Without further comment, state how many lines in the listing below contain the word "utrzymywania".
## Begin
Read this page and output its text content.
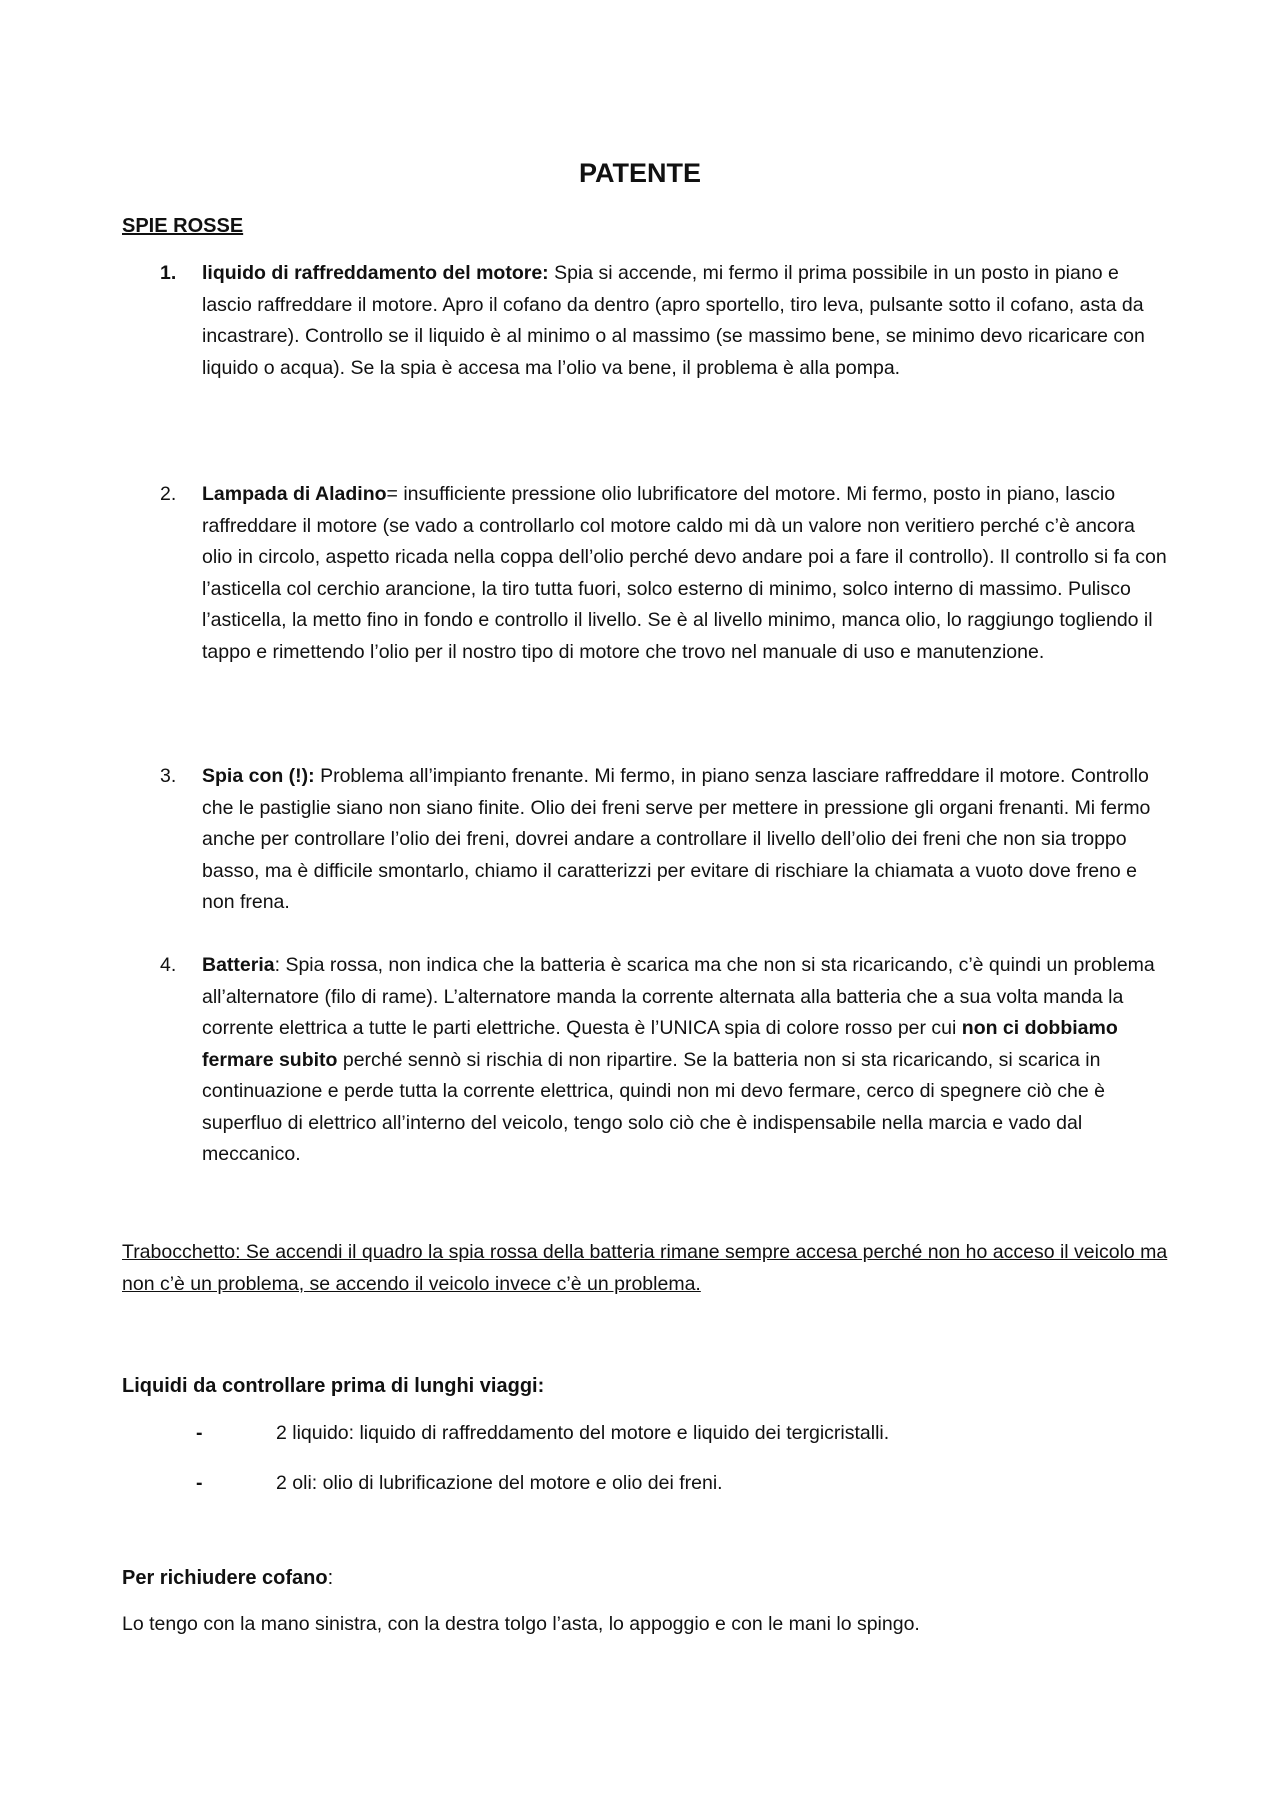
PATENTE
SPIE ROSSE
1.	liquido di raffreddamento del motore: Spia si accende, mi fermo il prima possibile in un posto in piano e lascio raffreddare il motore. Apro il cofano da dentro (apro sportello, tiro leva, pulsante sotto il cofano, asta da incastrare). Controllo se il liquido è al minimo o al massimo (se massimo bene, se minimo devo ricaricare con liquido o acqua). Se la spia è accesa ma l’olio va bene, il problema è alla pompa.
2.	Lampada di Aladino= insufficiente pressione olio lubrificatore del motore. Mi fermo, posto in piano, lascio raffreddare il motore (se vado a controllarlo col motore caldo mi dà un valore non veritiero perché c’è ancora olio in circolo, aspetto ricada nella coppa dell’olio perché devo andare poi a fare il controllo). Il controllo si fa con l’asticella col cerchio arancione, la tiro tutta fuori, solco esterno di minimo, solco interno di massimo. Pulisco l’asticella, la metto fino in fondo e controllo il livello. Se è al livello minimo, manca olio, lo raggiungo togliendo il tappo e rimettendo l’olio per il nostro tipo di motore che trovo nel manuale di uso e manutenzione.
3.	Spia con (!): Problema all’impianto frenante. Mi fermo, in piano senza lasciare raffreddare il motore. Controllo che le pastiglie siano non siano finite. Olio dei freni serve per mettere in pressione gli organi frenanti. Mi fermo anche per controllare l’olio dei freni, dovrei andare a controllare il livello dell’olio dei freni che non sia troppo basso, ma è difficile smontarlo, chiamo il caratterizzi per evitare di rischiare la chiamata a vuoto dove freno e non frena.
4.	Batteria: Spia rossa, non indica che la batteria è scarica ma che non si sta ricaricando, c’è quindi un problema all’alternatore (filo di rame). L’alternatore manda la corrente alternata alla batteria che a sua volta manda la corrente elettrica a tutte le parti elettriche. Questa è l’UNICA spia di colore rosso per cui non ci dobbiamo fermare subito perché sennò si rischia di non ripartire. Se la batteria non si sta ricaricando, si scarica in continuazione e perde tutta la corrente elettrica, quindi non mi devo fermare, cerco di spegnere ciò che è superfluo di elettrico all’interno del veicolo, tengo solo ciò che è indispensabile nella marcia e vado dal meccanico.
Trabocchetto: Se accendi il quadro la spia rossa della batteria rimane sempre accesa perché non ho acceso il veicolo ma non c’è un problema, se accendo il veicolo invece c’è un problema.
Liquidi da controllare prima di lunghi viaggi:
-	2 liquido: liquido di raffreddamento del motore e liquido dei tergicristalli.
-	2 oli: olio di lubrificazione del motore e olio dei freni.
Per richiudere cofano:
Lo tengo con la mano sinistra, con la destra tolgo l’asta, lo appoggio e con le mani lo spingo.
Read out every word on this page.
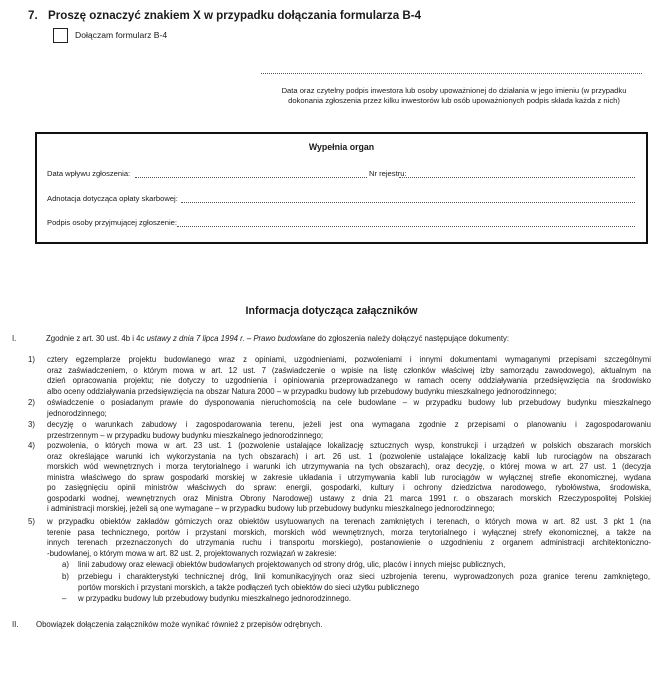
7. Proszę oznaczyć znakiem X w przypadku dołączania formularza B-4
Dołączam formularz B-4
Data oraz czytelny podpis inwestora lub osoby upoważnionej do działania w jego imieniu (w przypadku
dokonania zgłoszenia przez kilku inwestorów lub osób upoważnionych podpis składa każda z nich)
Wypełnia organ
Data wpływu zgłoszenia:	Nr rejestru:
Adnotacja dotycząca opłaty skarbowej:
Podpis osoby przyjmującej zgłoszenie:
Informacja dotycząca załączników
I.	Zgodnie z art. 30 ust. 4b i 4c ustawy z dnia 7 lipca 1994 r. – Prawo budowlane do zgłoszenia należy dołączyć następujące dokumenty:
1) cztery egzemplarze projektu budowlanego wraz z opiniami, uzgodnieniami, pozwoleniami i innymi dokumentami wymaganymi przepisami szczególnymi
oraz zaświadczeniem, o którym mowa w art. 12 ust. 7 (zaświadczenie o wpisie na listę członków właściwej izby samorządu zawodowego), aktualnym na
dzień opracowania projektu; nie dotyczy to uzgodnienia i opiniowania przeprowadzanego w ramach oceny oddziaływania przedsięwzięcia na środowisko
albo oceny oddziaływania przedsięwzięcia na obszar Natura 2000 – w przypadku budowy lub przebudowy budynku mieszkalnego jednorodzinnego;
2) oświadczenie o posiadanym prawie do dysponowania nieruchomością na cele budowlane – w przypadku budowy lub przebudowy budynku mieszkalnego
jednorodzinnego;
3) decyzję o warunkach zabudowy i zagospodarowania terenu, jeżeli jest ona wymagana zgodnie z przepisami o planowaniu i zagospodarowaniu
przestrzennym – w przypadku budowy budynku mieszkalnego jednorodzinnego;
4) pozwolenia, o których mowa w art. 23 ust. 1 (pozwolenie ustalające lokalizację sztucznych wysp, konstrukcji i urządzeń w polskich obszarach morskich
oraz określające warunki ich wykorzystania na tych obszarach) i art. 26 ust. 1 (pozwolenie ustalające lokalizację kabli lub rurociągów na obszarach
morskich wód wewnętrznych i morza terytorialnego i warunki ich utrzymywania na tych obszarach), oraz decyzję, o której mowa w art. 27 ust. 1 (decyzja
ministra właściwego do spraw gospodarki morskiej w zakresie układania i utrzymywania kabli lub rurociągów w wyłącznej strefie ekonomicznej, wydana
po zasięgnięciu opinii ministrów właściwych do spraw: energii, gospodarki, kultury i ochrony dziedzictwa narodowego, rybołówstwa, środowiska,
gospodarki wodnej, wewnętrznych oraz Ministra Obrony Narodowej) ustawy z dnia 21 marca 1991 r. o obszarach morskich Rzeczypospolitej Polskiej
i administracji morskiej, jeżeli są one wymagane – w przypadku budowy lub przebudowy budynku mieszkalnego jednorodzinnego;
5) w przypadku obiektów zakładów górniczych oraz obiektów usytuowanych na terenach zamkniętych i terenach, o których mowa w art. 82 ust. 3 pkt 1 (na
terenie pasa technicznego, portów i przystani morskich, morskich wód wewnętrznych, morza terytorialnego i wyłącznej strefy ekonomicznej, a także na
innych terenach przeznaczonych do utrzymania ruchu i transportu morskiego), postanowienie o uzgodnieniu z organem administracji architektoniczno-
-budowlanej, o którym mowa w art. 82 ust. 2, projektowanych rozwiązań w zakresie:
a) linii zabudowy oraz elewacji obiektów budowlanych projektowanych od strony dróg, ulic, placów i innych miejsc publicznych,
b) przebiegu i charakterystyki technicznej dróg, linii komunikacyjnych oraz sieci uzbrojenia terenu, wyprowadzonych poza granice terenu zamkniętego,
portów morskich i przystani morskich, a także podłączeń tych obiektów do sieci użytku publicznego
– w przypadku budowy lub przebudowy budynku mieszkalnego jednorodzinnego.
II. Obowiązek dołączenia załączników może wynikać również z przepisów odrębnych.
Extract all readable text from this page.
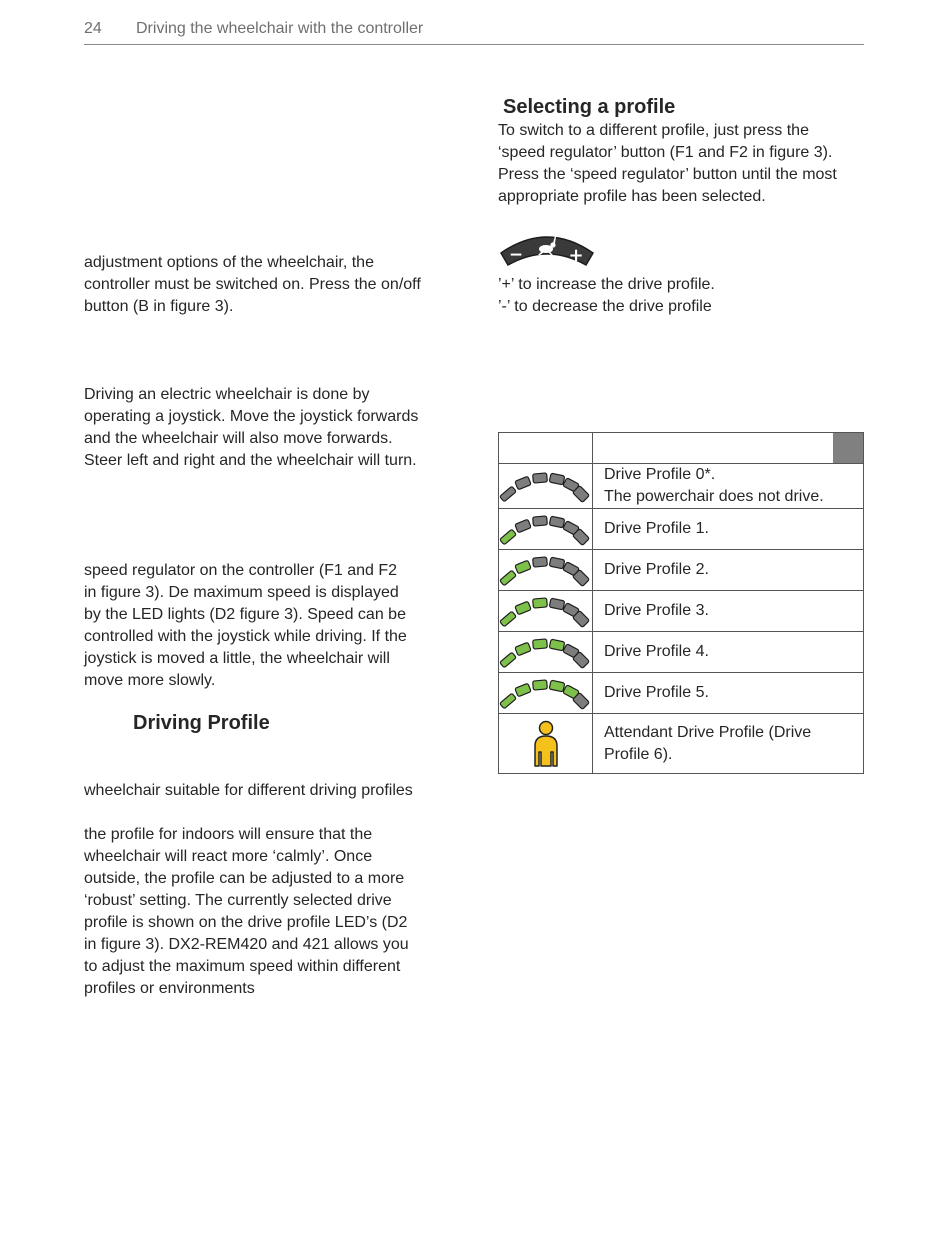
24 Driving the wheelchair with the controller
adjustment options of the wheelchair, the
controller must be switched on. Press the on/off
button (B in figure 3).
Driving an electric wheelchair is done by
operating a joystick. Move the joystick forwards
and the wheelchair will also move forwards.
Steer left and right and the wheelchair will turn.
speed regulator on the controller (F1 and F2
in figure 3). De maximum speed is displayed
by the LED lights (D2 figure 3). Speed can be
controlled with the joystick while driving. If the
joystick is moved a little, the wheelchair will
move more slowly.
Driving Profile
wheelchair suitable for different driving profiles
the profile for indoors will ensure that the
wheelchair will react more ‘calmly’. Once
outside, the profile can be adjusted to a more
‘robust’ setting. The currently selected drive
profile is shown on the drive profile LED’s (D2
in figure 3). DX2-REM420 and 421 allows you
to adjust the maximum speed within different
profiles or environments
Selecting a profile
To switch to a different profile, just press the
‘speed regulator’ button (F1 and F2 in figure 3).
Press the ‘speed regulator’ button until the most
appropriate profile has been selected.
−	+
’+’ to increase the drive profile.
’-’ to decrease the drive profile

Drive Profile 0*.
The powerchair does not drive.

Drive Profile 1.

Drive Profile 2.

Drive Profile 3.

Drive Profile 4.

Drive Profile 5.

Attendant Drive Profile (Drive
Profile 6).
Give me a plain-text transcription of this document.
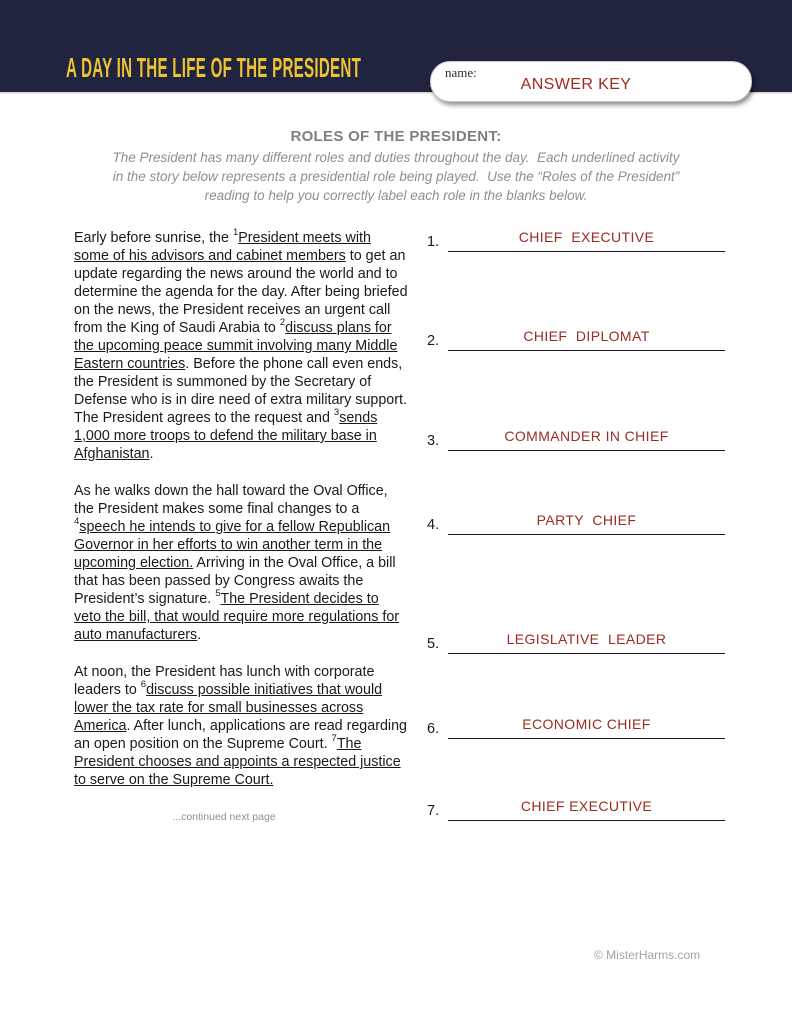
A DAY IN THE LIFE OF THE PRESIDENT	name:
ANSWER KEY
ROLES OF THE PRESIDENT:
The President has many different roles and duties throughout the day.  Each underlined activity
in the story below represents a presidential role being played.  Use the “Roles of the President”
reading to help you correctly label each role in the blanks below.

Early before sunrise, the $^1$President meets with some of his advisors and cabinet members to get an update regarding the news around the world and to determine the agenda for the day. After being briefed on the news, the President receives an urgent call from the King of Saudi Arabia to $^2$discuss plans for the upcoming peace summit involving many Middle Eastern countries. Before the phone call even ends, the President is summoned by the Secretary of Defense who is in dire need of extra military support. The President agrees to the request and $^3$sends 1,000 more troops to defend the military base in Afghanistan.

As he walks down the hall toward the Oval Office, the President makes some final changes to a $^4$speech he intends to give for a fellow Republican Governor in her efforts to win another term in the upcoming election. Arriving in the Oval Office, a bill that has been passed by Congress awaits the President’s signature. $^5$The President decides to veto the bill, that would require more regulations for auto manufacturers.

At noon, the President has lunch with corporate leaders to $^6$discuss possible initiatives that would lower the tax rate for small businesses across America. After lunch, applications are read regarding an open position on the Supreme Court. $^7$The President chooses and appoints a respected justice to serve on the Supreme Court.

...continued next page
1.	CHIEF  EXECUTIVE
2.	CHIEF  DIPLOMAT
3.	COMMANDER IN CHIEF
4.	PARTY  CHIEF
5.	LEGISLATIVE  LEADER
6.	ECONOMIC CHIEF
7.	CHIEF EXECUTIVE
© MisterHarms.com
## End
Written answer ::
2